**** Items ****

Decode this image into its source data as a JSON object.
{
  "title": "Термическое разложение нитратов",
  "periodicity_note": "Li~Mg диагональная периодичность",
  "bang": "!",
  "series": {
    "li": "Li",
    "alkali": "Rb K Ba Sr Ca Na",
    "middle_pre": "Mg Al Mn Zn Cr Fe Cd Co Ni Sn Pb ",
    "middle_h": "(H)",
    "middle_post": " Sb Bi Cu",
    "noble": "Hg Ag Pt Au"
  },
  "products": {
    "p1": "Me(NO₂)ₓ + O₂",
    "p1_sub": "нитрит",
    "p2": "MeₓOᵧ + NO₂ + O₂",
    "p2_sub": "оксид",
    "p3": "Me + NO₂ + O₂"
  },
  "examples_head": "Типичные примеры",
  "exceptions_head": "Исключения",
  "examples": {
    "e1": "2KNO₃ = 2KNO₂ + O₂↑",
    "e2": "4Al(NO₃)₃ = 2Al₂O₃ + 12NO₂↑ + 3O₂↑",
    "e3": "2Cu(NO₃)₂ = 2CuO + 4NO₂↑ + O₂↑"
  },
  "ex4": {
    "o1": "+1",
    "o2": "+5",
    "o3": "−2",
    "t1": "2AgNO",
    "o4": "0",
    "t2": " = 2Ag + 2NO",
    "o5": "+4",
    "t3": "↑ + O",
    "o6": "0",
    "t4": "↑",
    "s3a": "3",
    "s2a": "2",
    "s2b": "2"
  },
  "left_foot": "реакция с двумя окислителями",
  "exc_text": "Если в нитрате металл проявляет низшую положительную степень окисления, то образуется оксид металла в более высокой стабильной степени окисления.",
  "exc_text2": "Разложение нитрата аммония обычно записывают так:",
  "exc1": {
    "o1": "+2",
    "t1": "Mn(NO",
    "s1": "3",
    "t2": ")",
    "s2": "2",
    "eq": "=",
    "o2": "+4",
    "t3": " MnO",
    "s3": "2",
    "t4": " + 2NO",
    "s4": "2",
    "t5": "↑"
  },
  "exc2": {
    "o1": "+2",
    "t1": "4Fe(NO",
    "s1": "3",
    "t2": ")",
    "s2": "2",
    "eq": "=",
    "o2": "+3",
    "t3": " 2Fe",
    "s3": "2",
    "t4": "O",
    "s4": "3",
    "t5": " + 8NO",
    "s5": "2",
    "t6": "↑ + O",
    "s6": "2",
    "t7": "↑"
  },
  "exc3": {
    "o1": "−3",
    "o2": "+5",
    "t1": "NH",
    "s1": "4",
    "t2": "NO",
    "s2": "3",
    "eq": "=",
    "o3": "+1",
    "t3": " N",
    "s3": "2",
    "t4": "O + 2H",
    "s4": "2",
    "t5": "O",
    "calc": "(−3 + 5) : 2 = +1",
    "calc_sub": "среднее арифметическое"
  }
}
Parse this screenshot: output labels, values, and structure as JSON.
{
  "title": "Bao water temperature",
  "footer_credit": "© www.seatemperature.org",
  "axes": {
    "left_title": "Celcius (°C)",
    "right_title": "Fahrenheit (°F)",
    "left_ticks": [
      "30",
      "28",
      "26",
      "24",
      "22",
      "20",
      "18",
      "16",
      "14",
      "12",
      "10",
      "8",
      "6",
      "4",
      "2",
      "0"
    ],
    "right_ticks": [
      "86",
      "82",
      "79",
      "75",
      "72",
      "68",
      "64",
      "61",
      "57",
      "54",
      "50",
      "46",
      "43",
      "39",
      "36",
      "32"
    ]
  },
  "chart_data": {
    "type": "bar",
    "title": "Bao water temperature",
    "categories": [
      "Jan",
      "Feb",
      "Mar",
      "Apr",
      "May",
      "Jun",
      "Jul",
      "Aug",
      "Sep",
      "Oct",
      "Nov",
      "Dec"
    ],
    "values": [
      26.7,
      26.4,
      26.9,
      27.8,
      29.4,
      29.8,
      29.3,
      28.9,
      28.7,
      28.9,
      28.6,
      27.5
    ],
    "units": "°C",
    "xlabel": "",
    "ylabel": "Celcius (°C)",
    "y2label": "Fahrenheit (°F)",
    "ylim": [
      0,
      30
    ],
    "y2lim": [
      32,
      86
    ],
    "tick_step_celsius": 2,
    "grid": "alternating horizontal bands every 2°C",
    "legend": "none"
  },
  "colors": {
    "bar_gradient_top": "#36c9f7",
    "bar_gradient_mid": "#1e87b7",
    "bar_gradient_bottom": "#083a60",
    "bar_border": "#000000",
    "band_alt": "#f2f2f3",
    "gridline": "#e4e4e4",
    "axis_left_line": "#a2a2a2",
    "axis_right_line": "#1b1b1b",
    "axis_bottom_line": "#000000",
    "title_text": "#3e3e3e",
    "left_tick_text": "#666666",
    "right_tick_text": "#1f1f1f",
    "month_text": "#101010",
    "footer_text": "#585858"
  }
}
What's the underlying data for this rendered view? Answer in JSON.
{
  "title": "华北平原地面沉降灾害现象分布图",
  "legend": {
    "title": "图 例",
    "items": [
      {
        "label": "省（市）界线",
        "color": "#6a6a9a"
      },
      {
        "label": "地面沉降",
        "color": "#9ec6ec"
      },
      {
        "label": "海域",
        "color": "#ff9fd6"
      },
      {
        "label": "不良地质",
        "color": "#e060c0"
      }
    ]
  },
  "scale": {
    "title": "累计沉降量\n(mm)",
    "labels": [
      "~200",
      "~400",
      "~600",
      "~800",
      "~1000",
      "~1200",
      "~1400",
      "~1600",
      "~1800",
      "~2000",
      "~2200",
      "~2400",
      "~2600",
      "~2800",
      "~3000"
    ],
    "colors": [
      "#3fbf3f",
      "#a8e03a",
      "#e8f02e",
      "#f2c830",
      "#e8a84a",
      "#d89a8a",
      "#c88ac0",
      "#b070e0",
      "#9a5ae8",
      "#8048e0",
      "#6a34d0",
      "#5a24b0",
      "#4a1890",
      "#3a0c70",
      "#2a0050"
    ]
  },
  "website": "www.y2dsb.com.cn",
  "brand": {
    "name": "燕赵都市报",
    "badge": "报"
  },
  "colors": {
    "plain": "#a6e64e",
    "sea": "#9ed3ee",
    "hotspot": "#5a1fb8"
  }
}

****

Repeat the entries exactly, all of them.

Decode this image into its source data as a JSON object.
{
  "title": "Термическое разложение нитратов",
  "periodicity_note": "Li~Mg диагональная периодичность",
  "bang": "!",
  "series": {
    "li": "Li",
    "alkali": "Rb K Ba Sr Ca Na",
    "middle_pre": "Mg Al Mn Zn Cr Fe Cd Co Ni Sn Pb ",
    "middle_h": "(H)",
    "middle_post": " Sb Bi Cu",
    "noble": "Hg Ag Pt Au"
  },
  "products": {
    "p1": "Me(NO₂)ₓ + O₂",
    "p1_sub": "нитрит",
    "p2": "MeₓOᵧ + NO₂ + O₂",
    "p2_sub": "оксид",
    "p3": "Me + NO₂ + O₂"
  },
  "examples_head": "Типичные примеры",
  "exceptions_head": "Исключения",
  "examples": {
    "e1": "2KNO₃ = 2KNO₂ + O₂↑",
    "e2": "4Al(NO₃)₃ = 2Al₂O₃ + 12NO₂↑ + 3O₂↑",
    "e3": "2Cu(NO₃)₂ = 2CuO + 4NO₂↑ + O₂↑"
  },
  "ex4": {
    "o1": "+1",
    "o2": "+5",
    "o3": "−2",
    "t1": "2AgNO",
    "o4": "0",
    "t2": " = 2Ag + 2NO",
    "o5": "+4",
    "t3": "↑ + O",
    "o6": "0",
    "t4": "↑",
    "s3a": "3",
    "s2a": "2",
    "s2b": "2"
  },
  "left_foot": "реакция с двумя окислителями",
  "exc_text": "Если в нитрате металл проявляет низшую положительную степень окисления, то образуется оксид металла в более высокой стабильной степени окисления.",
  "exc_text2": "Разложение нитрата аммония обычно записывают так:",
  "exc1": {
    "o1": "+2",
    "t1": "Mn(NO",
    "s1": "3",
    "t2": ")",
    "s2": "2",
    "eq": "=",
    "o2": "+4",
    "t3": " MnO",
    "s3": "2",
    "t4": " + 2NO",
    "s4": "2",
    "t5": "↑"
  },
  "exc2": {
    "o1": "+2",
    "t1": "4Fe(NO",
    "s1": "3",
    "t2": ")",
    "s2": "2",
    "eq": "=",
    "o2": "+3",
    "t3": " 2Fe",
    "s3": "2",
    "t4": "O",
    "s4": "3",
    "t5": " + 8NO",
    "s5": "2",
    "t6": "↑ + O",
    "s6": "2",
    "t7": "↑"
  },
  "exc3": {
    "o1": "−3",
    "o2": "+5",
    "t1": "NH",
    "s1": "4",
    "t2": "NO",
    "s2": "3",
    "eq": "=",
    "o3": "+1",
    "t3": " N",
    "s3": "2",
    "t4": "O + 2H",
    "s4": "2",
    "t5": "O",
    "calc": "(−3 + 5) : 2 = +1",
    "calc_sub": "среднее арифметическое"
  }
}
Parse this screenshot: output labels, values, and structure as JSON.
{
  "title": "Bao water temperature",
  "footer_credit": "© www.seatemperature.org",
  "axes": {
    "left_title": "Celcius (°C)",
    "right_title": "Fahrenheit (°F)",
    "left_ticks": [
      "30",
      "28",
      "26",
      "24",
      "22",
      "20",
      "18",
      "16",
      "14",
      "12",
      "10",
      "8",
      "6",
      "4",
      "2",
      "0"
    ],
    "right_ticks": [
      "86",
      "82",
      "79",
      "75",
      "72",
      "68",
      "64",
      "61",
      "57",
      "54",
      "50",
      "46",
      "43",
      "39",
      "36",
      "32"
    ]
  },
  "chart_data": {
    "type": "bar",
    "title": "Bao water temperature",
    "categories": [
      "Jan",
      "Feb",
      "Mar",
      "Apr",
      "May",
      "Jun",
      "Jul",
      "Aug",
      "Sep",
      "Oct",
      "Nov",
      "Dec"
    ],
    "values": [
      26.7,
      26.4,
      26.9,
      27.8,
      29.4,
      29.8,
      29.3,
      28.9,
      28.7,
      28.9,
      28.6,
      27.5
    ],
    "units": "°C",
    "xlabel": "",
    "ylabel": "Celcius (°C)",
    "y2label": "Fahrenheit (°F)",
    "ylim": [
      0,
      30
    ],
    "y2lim": [
      32,
      86
    ],
    "tick_step_celsius": 2,
    "grid": "alternating horizontal bands every 2°C",
    "legend": "none"
  },
  "colors": {
    "bar_gradient_top": "#36c9f7",
    "bar_gradient_mid": "#1e87b7",
    "bar_gradient_bottom": "#083a60",
    "bar_border": "#000000",
    "band_alt": "#f2f2f3",
    "gridline": "#e4e4e4",
    "axis_left_line": "#a2a2a2",
    "axis_right_line": "#1b1b1b",
    "axis_bottom_line": "#000000",
    "title_text": "#3e3e3e",
    "left_tick_text": "#666666",
    "right_tick_text": "#1f1f1f",
    "month_text": "#101010",
    "footer_text": "#585858"
  }
}
What's the underlying data for this rendered view? Answer in JSON.
{
  "title": "华北平原地面沉降灾害现象分布图",
  "legend": {
    "title": "图 例",
    "items": [
      {
        "label": "省（市）界线",
        "color": "#6a6a9a"
      },
      {
        "label": "地面沉降",
        "color": "#9ec6ec"
      },
      {
        "label": "海域",
        "color": "#ff9fd6"
      },
      {
        "label": "不良地质",
        "color": "#e060c0"
      }
    ]
  },
  "scale": {
    "title": "累计沉降量\n(mm)",
    "labels": [
      "~200",
      "~400",
      "~600",
      "~800",
      "~1000",
      "~1200",
      "~1400",
      "~1600",
      "~1800",
      "~2000",
      "~2200",
      "~2400",
      "~2600",
      "~2800",
      "~3000"
    ],
    "colors": [
      "#3fbf3f",
      "#a8e03a",
      "#e8f02e",
      "#f2c830",
      "#e8a84a",
      "#d89a8a",
      "#c88ac0",
      "#b070e0",
      "#9a5ae8",
      "#8048e0",
      "#6a34d0",
      "#5a24b0",
      "#4a1890",
      "#3a0c70",
      "#2a0050"
    ]
  },
  "website": "www.y2dsb.com.cn",
  "brand": {
    "name": "燕赵都市报",
    "badge": "报"
  },
  "colors": {
    "plain": "#a6e64e",
    "sea": "#9ed3ee",
    "hotspot": "#5a1fb8"
  }
}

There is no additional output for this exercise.